Repeat the records below, starting with their first line and stopping after the line that contains "button[interactable]: Delete (918, 1441, 1080, 1609)". Include that line.
....
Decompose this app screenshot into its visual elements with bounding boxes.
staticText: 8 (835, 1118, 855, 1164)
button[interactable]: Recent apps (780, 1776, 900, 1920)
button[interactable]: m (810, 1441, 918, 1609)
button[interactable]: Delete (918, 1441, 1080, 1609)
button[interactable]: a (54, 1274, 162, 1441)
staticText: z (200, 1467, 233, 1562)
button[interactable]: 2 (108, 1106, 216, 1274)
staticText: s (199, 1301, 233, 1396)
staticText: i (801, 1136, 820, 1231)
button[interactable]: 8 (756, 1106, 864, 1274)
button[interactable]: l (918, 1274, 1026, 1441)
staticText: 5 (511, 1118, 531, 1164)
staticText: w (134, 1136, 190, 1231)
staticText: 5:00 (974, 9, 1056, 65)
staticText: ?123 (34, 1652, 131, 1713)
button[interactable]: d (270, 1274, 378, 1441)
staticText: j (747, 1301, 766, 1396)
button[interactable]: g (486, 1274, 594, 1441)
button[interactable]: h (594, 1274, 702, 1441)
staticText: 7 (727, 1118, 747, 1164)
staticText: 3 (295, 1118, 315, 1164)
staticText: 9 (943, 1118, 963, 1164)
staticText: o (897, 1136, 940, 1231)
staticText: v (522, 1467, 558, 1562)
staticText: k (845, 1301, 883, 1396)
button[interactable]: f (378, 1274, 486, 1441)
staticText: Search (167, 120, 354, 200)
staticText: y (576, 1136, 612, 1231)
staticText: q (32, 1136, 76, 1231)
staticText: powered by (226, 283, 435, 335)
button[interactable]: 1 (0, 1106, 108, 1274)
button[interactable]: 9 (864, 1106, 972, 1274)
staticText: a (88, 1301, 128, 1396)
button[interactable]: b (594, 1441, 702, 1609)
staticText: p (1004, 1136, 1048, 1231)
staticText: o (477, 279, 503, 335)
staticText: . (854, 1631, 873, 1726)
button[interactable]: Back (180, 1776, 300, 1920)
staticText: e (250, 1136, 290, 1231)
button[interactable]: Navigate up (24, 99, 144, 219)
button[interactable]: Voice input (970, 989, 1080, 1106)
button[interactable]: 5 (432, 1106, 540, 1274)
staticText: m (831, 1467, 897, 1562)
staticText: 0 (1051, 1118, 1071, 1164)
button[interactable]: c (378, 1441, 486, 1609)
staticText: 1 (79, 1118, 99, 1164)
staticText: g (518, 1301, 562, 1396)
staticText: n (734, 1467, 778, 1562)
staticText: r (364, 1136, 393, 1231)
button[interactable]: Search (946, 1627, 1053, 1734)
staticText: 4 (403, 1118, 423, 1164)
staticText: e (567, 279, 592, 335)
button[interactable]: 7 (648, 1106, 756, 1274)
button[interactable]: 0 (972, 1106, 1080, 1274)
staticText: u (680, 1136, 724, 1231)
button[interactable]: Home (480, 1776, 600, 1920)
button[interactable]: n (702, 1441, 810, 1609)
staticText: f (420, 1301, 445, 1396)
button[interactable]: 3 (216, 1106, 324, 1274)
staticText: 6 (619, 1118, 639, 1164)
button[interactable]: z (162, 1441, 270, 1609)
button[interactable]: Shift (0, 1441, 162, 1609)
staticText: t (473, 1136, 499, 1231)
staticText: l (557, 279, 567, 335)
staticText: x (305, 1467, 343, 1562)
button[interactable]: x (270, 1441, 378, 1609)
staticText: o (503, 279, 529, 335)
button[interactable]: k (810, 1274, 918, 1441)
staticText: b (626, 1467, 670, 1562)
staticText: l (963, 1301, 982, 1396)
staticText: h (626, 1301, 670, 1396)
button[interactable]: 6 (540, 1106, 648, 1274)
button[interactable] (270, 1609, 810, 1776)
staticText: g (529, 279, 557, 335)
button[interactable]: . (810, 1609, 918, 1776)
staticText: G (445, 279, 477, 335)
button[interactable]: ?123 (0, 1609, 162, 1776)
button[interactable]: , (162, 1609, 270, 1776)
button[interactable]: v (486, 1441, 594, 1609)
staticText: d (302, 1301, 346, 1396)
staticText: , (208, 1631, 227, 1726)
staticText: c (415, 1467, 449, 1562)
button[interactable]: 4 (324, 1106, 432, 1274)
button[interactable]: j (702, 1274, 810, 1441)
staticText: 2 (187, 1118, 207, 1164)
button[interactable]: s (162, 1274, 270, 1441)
....
▶ [Full answer]
Decompose this app screenshot into its visual elements with bounding boxes.
staticText: 8 (835, 1118, 855, 1164)
button[interactable]: Recent apps (780, 1776, 900, 1920)
button[interactable]: m (810, 1441, 918, 1609)
button[interactable]: Delete (918, 1441, 1080, 1609)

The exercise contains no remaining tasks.